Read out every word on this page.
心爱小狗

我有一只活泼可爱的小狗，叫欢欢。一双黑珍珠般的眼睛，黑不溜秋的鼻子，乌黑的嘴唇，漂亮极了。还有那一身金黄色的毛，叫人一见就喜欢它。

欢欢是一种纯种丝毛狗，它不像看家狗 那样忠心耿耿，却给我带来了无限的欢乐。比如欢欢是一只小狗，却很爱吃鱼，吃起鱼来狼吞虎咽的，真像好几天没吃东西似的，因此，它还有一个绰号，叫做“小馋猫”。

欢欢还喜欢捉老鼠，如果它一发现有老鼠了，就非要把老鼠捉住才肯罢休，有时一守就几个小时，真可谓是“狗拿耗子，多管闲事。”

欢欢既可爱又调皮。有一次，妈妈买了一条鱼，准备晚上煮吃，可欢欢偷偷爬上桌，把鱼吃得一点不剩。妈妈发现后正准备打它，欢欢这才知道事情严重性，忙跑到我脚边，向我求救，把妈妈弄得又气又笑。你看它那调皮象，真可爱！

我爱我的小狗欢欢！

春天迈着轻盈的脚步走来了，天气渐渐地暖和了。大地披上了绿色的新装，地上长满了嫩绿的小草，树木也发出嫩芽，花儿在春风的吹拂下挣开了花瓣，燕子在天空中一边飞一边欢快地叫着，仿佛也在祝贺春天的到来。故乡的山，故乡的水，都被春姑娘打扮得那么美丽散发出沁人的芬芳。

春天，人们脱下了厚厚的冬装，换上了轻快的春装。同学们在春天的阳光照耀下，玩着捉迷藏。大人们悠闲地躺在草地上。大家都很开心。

___

TASK PROMPT: Retype every entry word for word.

REPLY TO THE TASK:
Read out every word on this page.
心爱小狗

我有一只活泼可爱的小狗，叫欢欢。一双黑珍珠般的眼睛，黑不溜秋的鼻子，乌黑的嘴唇，漂亮极了。还有那一身金黄色的毛，叫人一见就喜欢它。

欢欢是一种纯种丝毛狗，它不像看家狗 那样忠心耿耿，却给我带来了无限的欢乐。比如欢欢是一只小狗，却很爱吃鱼，吃起鱼来狼吞虎咽的，真像好几天没吃东西似的，因此，它还有一个绰号，叫做“小馋猫”。

欢欢还喜欢捉老鼠，如果它一发现有老鼠了，就非要把老鼠捉住才肯罢休，有时一守就几个小时，真可谓是“狗拿耗子，多管闲事。”

欢欢既可爱又调皮。有一次，妈妈买了一条鱼，准备晚上煮吃，可欢欢偷偷爬上桌，把鱼吃得一点不剩。妈妈发现后正准备打它，欢欢这才知道事情严重性，忙跑到我脚边，向我求救，把妈妈弄得又气又笑。你看它那调皮象，真可爱！

我爱我的小狗欢欢！

春天迈着轻盈的脚步走来了，天气渐渐地暖和了。大地披上了绿色的新装，地上长满了嫩绿的小草，树木也发出嫩芽，花儿在春风的吹拂下挣开了花瓣，燕子在天空中一边飞一边欢快地叫着，仿佛也在祝贺春天的到来。故乡的山，故乡的水，都被春姑娘打扮得那么美丽散发出沁人的芬芳。

春天，人们脱下了厚厚的冬装，换上了轻快的春装。同学们在春天的阳光照耀下，玩着捉迷藏。大人们悠闲地躺在草地上。大家都很开心。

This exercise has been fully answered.